_WHAT YOU HAVE TO DO_. Without the pictures, copy all of the data exactly.

_TASK INPUT_.
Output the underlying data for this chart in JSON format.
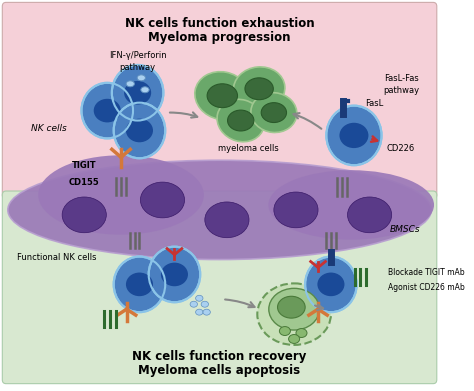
{
  "title_top1": "NK cells function exhaustion",
  "title_top2": "Myeloma progression",
  "title_bot1": "NK cells function recovery",
  "title_bot2": "Myeloma cells apoptosis",
  "bg_top_color": "#f5d0d8",
  "bg_bot_color": "#d8e8d0",
  "bg_purple_color": "#9b79b8",
  "bg_purple_light": "#b89fd0",
  "cell_nk_fill": "#4a7fc0",
  "cell_nk_edge": "#8bc4e8",
  "cell_myeloma_fill": "#6aa86a",
  "cell_myeloma_edge": "#a0c890",
  "orange_color": "#d4783a",
  "red_color": "#c83232",
  "dark_blue_color": "#1a3a78",
  "green_dark_color": "#2d6b2d",
  "gray_color": "#888888",
  "label_fontsize": 6.5,
  "title_fontsize": 8.5
}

_WRITTEN REPLY_.
Output the underlying data for this chart in JSON format.
{
  "title_top1": "NK cells function exhaustion",
  "title_top2": "Myeloma progression",
  "title_bot1": "NK cells function recovery",
  "title_bot2": "Myeloma cells apoptosis",
  "bg_top_color": "#f5d0d8",
  "bg_bot_color": "#d8e8d0",
  "bg_purple_color": "#9b79b8",
  "bg_purple_light": "#b89fd0",
  "cell_nk_fill": "#4a7fc0",
  "cell_nk_edge": "#8bc4e8",
  "cell_myeloma_fill": "#6aa86a",
  "cell_myeloma_edge": "#a0c890",
  "orange_color": "#d4783a",
  "red_color": "#c83232",
  "dark_blue_color": "#1a3a78",
  "green_dark_color": "#2d6b2d",
  "gray_color": "#888888",
  "label_fontsize": 6.5,
  "title_fontsize": 8.5
}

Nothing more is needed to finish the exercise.